● **Given exercise**: Collect every line of the records that contains the string "this", matching case exactly.

(Data items)
++++++++++++++++++++
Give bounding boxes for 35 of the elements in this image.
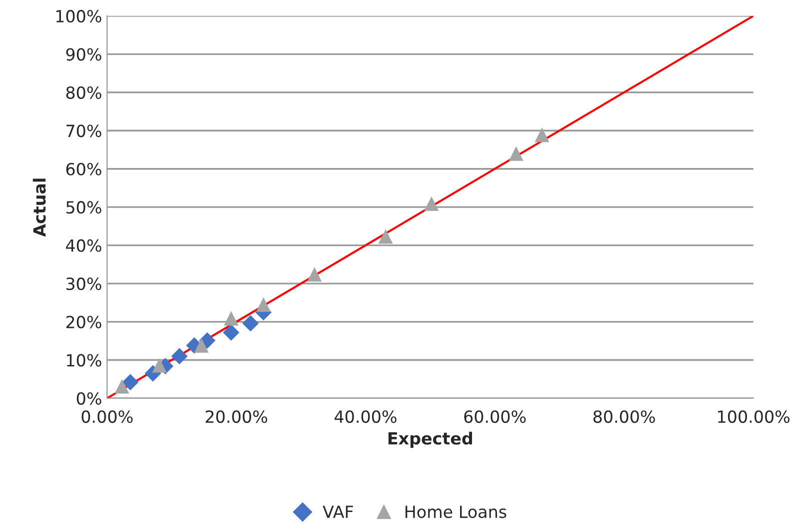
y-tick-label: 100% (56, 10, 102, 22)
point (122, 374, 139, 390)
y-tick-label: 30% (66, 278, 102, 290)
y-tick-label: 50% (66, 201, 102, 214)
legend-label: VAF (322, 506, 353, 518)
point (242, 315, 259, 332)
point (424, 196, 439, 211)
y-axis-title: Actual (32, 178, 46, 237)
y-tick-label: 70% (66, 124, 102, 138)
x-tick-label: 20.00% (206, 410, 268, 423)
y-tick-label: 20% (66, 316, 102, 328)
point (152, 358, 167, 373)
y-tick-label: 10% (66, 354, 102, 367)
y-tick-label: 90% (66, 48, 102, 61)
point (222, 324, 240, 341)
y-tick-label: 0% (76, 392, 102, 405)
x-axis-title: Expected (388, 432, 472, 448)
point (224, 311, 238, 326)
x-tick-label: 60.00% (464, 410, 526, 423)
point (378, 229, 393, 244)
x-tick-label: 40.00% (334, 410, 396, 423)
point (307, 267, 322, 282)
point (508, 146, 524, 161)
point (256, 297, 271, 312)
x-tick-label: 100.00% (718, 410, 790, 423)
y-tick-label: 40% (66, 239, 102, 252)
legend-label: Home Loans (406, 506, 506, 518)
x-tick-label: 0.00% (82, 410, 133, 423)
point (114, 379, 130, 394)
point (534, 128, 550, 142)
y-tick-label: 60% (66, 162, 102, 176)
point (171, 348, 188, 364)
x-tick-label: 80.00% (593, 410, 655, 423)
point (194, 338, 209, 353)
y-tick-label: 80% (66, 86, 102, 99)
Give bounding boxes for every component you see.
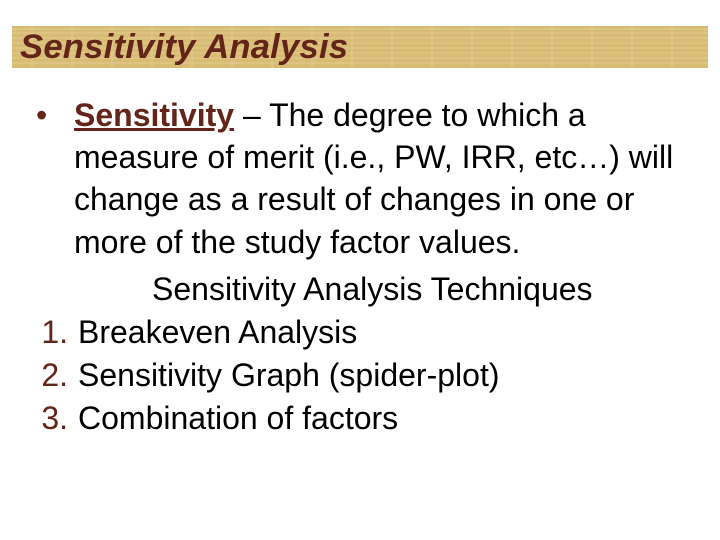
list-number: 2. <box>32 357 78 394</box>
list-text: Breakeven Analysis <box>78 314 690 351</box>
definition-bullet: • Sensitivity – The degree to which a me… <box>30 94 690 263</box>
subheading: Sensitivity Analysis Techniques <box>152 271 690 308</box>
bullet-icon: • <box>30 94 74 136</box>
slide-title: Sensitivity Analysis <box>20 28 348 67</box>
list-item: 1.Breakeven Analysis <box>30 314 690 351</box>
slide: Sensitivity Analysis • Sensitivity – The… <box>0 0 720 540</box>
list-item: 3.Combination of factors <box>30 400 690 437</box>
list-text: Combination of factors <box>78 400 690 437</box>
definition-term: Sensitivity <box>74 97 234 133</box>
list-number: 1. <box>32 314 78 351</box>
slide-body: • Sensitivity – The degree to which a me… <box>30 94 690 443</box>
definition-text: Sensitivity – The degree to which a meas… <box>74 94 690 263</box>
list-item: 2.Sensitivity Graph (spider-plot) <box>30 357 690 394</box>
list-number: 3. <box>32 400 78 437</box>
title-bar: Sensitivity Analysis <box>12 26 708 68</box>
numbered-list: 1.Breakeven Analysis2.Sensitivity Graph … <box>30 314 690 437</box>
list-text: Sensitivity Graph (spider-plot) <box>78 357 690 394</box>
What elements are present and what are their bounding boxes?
++++++++++++++++++++
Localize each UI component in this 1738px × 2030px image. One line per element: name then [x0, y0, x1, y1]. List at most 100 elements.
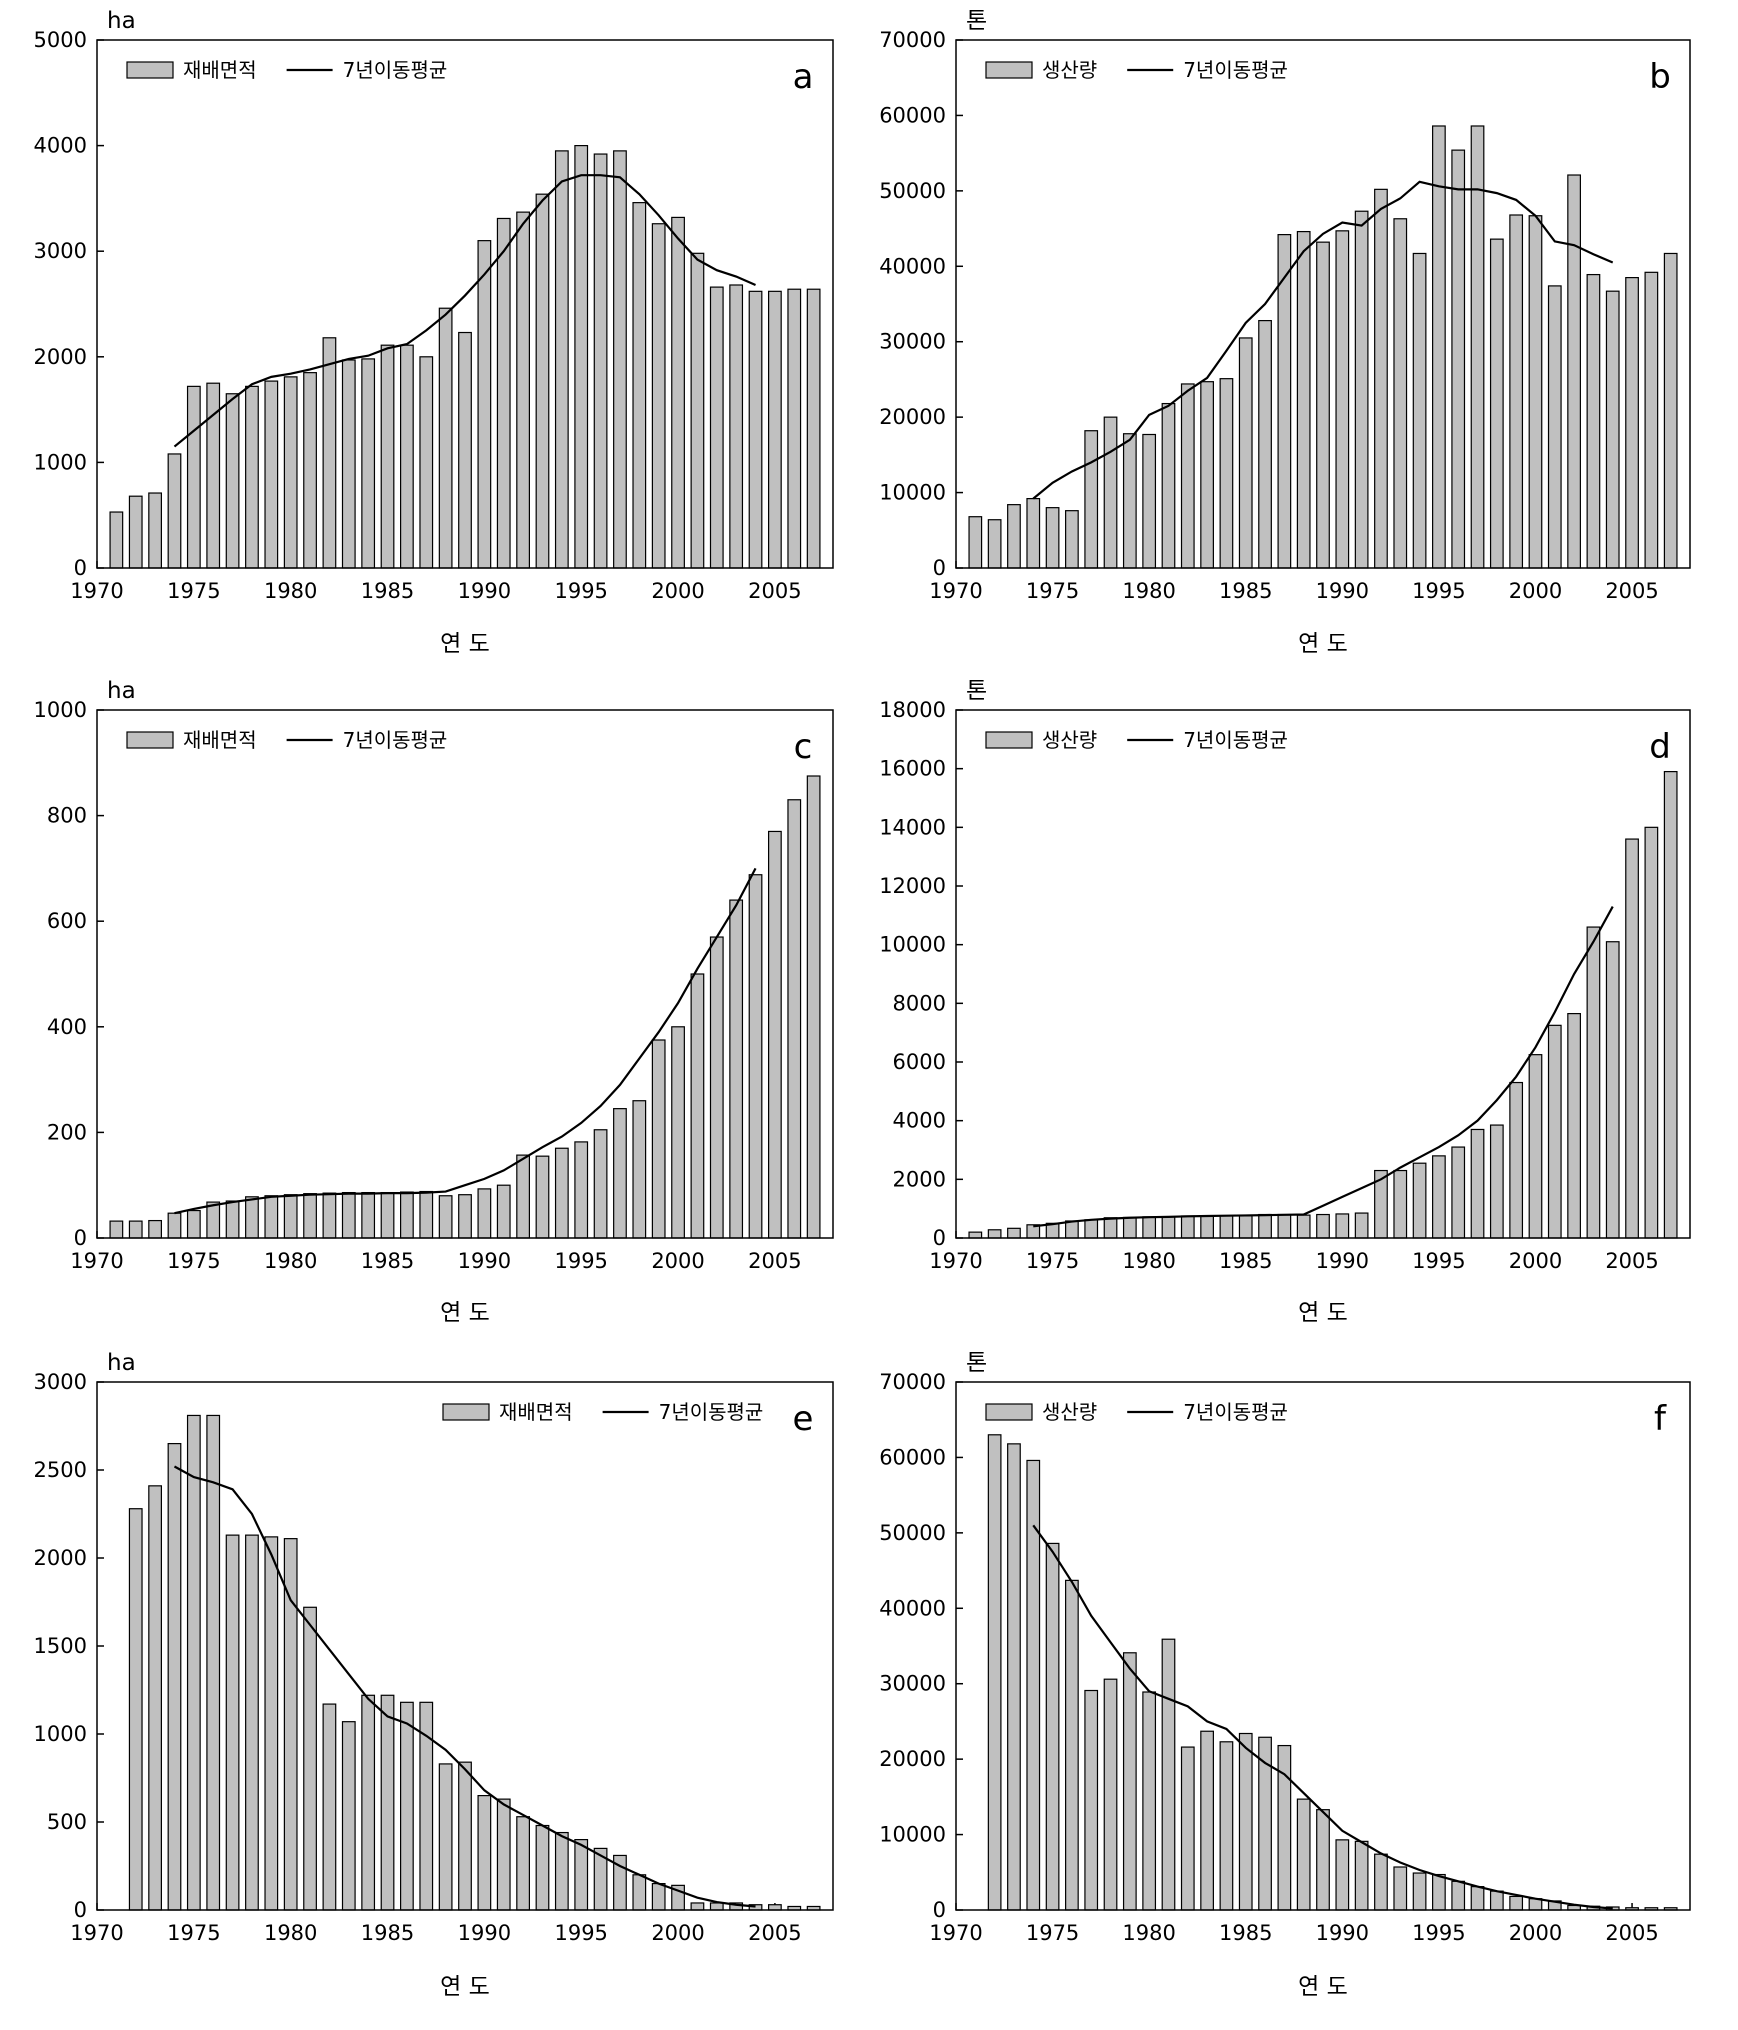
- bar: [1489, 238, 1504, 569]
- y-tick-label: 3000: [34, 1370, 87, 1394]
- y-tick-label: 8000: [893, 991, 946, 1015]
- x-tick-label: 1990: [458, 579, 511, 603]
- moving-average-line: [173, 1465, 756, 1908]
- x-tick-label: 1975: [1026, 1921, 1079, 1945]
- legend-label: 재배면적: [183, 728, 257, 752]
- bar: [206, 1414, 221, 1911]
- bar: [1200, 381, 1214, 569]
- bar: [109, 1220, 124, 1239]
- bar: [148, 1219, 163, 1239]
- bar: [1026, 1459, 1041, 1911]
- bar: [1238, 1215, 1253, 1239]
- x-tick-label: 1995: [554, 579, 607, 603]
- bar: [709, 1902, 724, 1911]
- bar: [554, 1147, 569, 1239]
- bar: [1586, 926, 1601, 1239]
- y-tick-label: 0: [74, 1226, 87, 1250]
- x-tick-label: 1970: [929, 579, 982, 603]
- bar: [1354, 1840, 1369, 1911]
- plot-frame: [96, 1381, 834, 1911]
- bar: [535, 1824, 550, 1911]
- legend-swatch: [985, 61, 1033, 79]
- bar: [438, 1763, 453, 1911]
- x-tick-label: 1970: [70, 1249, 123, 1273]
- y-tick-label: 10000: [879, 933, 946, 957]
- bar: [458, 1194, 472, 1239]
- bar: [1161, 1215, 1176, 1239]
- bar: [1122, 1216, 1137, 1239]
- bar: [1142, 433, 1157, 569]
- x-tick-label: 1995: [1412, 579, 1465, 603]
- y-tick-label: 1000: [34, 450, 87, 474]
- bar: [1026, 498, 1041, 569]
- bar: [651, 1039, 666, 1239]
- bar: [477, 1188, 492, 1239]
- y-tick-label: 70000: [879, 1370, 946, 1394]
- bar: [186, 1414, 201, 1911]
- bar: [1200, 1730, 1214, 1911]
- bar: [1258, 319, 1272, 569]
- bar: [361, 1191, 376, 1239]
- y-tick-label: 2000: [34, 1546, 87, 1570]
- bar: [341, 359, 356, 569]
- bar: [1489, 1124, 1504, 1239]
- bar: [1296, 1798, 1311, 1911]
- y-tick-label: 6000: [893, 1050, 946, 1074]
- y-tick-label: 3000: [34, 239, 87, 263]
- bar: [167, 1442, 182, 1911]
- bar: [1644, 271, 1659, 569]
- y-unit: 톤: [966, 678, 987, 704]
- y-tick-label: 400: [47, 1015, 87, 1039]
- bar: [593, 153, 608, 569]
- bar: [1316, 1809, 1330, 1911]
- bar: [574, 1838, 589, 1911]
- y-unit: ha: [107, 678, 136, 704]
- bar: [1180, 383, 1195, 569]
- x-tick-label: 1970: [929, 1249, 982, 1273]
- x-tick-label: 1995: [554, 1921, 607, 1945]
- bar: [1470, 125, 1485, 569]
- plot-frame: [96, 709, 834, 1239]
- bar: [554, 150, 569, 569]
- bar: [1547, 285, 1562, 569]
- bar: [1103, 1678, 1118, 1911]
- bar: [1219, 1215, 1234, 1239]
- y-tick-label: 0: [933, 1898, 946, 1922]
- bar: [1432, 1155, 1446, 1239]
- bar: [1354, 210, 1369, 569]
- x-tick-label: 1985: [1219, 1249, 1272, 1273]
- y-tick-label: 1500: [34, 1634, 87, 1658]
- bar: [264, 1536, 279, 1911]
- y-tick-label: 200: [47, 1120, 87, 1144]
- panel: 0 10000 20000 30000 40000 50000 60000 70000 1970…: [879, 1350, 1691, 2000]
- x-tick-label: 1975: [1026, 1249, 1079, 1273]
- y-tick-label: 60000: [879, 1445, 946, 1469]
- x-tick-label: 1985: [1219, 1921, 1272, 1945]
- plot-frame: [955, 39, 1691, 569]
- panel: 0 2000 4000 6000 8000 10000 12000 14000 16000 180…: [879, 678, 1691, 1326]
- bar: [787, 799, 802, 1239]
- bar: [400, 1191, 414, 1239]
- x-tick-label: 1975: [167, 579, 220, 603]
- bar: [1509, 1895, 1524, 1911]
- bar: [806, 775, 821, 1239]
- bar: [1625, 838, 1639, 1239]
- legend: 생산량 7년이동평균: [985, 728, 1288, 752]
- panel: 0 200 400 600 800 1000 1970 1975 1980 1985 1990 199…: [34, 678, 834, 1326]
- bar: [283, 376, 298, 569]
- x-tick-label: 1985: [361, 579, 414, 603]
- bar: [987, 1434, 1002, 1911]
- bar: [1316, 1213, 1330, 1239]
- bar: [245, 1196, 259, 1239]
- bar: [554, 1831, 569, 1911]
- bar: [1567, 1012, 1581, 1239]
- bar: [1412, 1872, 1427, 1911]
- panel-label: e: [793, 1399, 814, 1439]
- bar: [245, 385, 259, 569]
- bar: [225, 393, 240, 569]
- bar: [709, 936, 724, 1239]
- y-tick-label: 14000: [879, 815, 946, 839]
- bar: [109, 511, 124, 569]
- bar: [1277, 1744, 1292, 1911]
++++++++++++++++++++
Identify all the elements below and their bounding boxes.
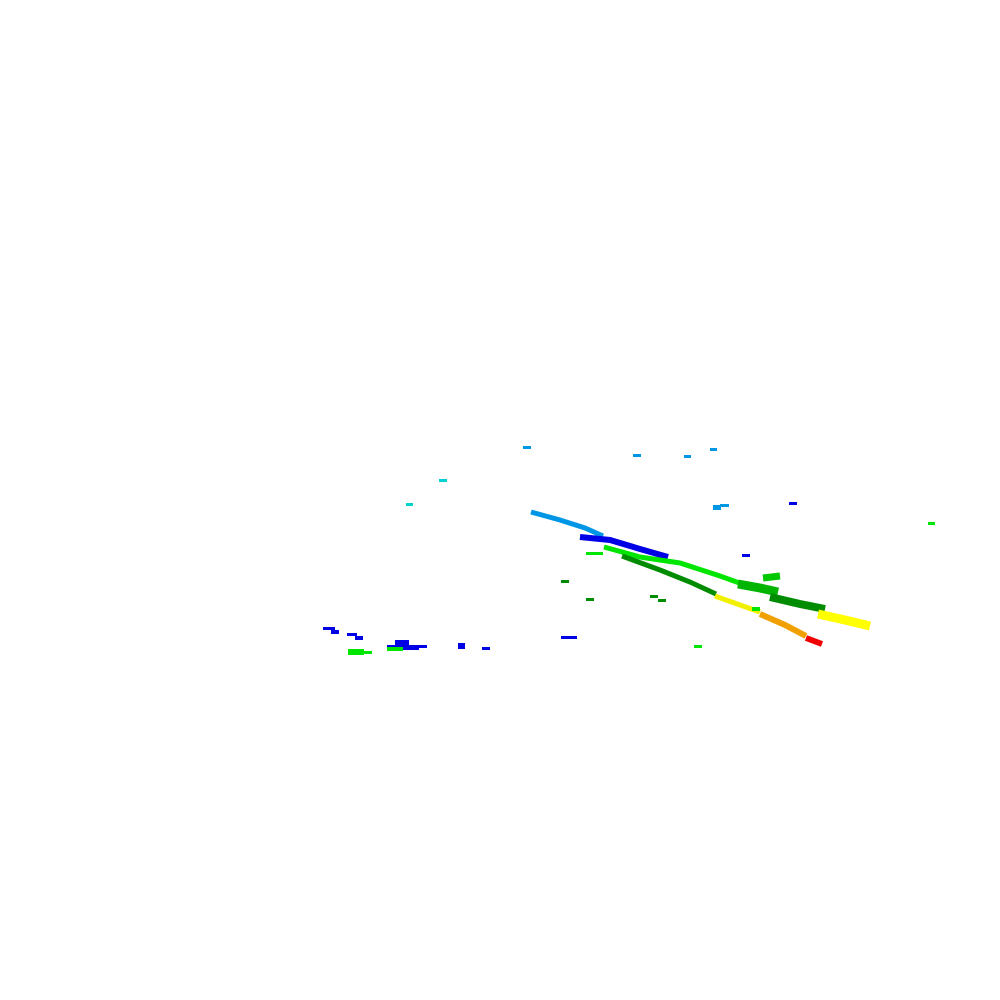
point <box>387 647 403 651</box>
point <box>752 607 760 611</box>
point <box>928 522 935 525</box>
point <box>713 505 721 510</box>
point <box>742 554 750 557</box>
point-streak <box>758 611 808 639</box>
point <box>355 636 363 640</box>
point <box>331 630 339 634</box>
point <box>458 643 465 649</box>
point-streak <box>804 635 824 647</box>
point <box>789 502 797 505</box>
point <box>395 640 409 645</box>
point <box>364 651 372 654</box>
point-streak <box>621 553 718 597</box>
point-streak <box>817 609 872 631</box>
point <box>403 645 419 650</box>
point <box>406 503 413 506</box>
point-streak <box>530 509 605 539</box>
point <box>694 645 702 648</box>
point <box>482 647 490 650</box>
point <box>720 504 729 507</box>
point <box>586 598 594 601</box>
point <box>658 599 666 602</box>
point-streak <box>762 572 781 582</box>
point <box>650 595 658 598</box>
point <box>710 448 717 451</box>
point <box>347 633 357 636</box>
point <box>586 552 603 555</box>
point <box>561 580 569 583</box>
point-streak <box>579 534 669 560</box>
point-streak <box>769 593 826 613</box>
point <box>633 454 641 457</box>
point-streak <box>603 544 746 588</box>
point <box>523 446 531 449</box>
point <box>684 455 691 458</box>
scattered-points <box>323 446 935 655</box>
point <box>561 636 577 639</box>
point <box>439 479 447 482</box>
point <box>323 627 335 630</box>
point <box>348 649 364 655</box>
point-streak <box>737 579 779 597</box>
++++++++++++++++++++
● **Answer in full**:
Give bounding boxes for 35 of the elements in this image.
Localize each UI component in this 1738px × 2030px image. One line per element: name then [x0, y0, x1, y1]. List at most 100 elements.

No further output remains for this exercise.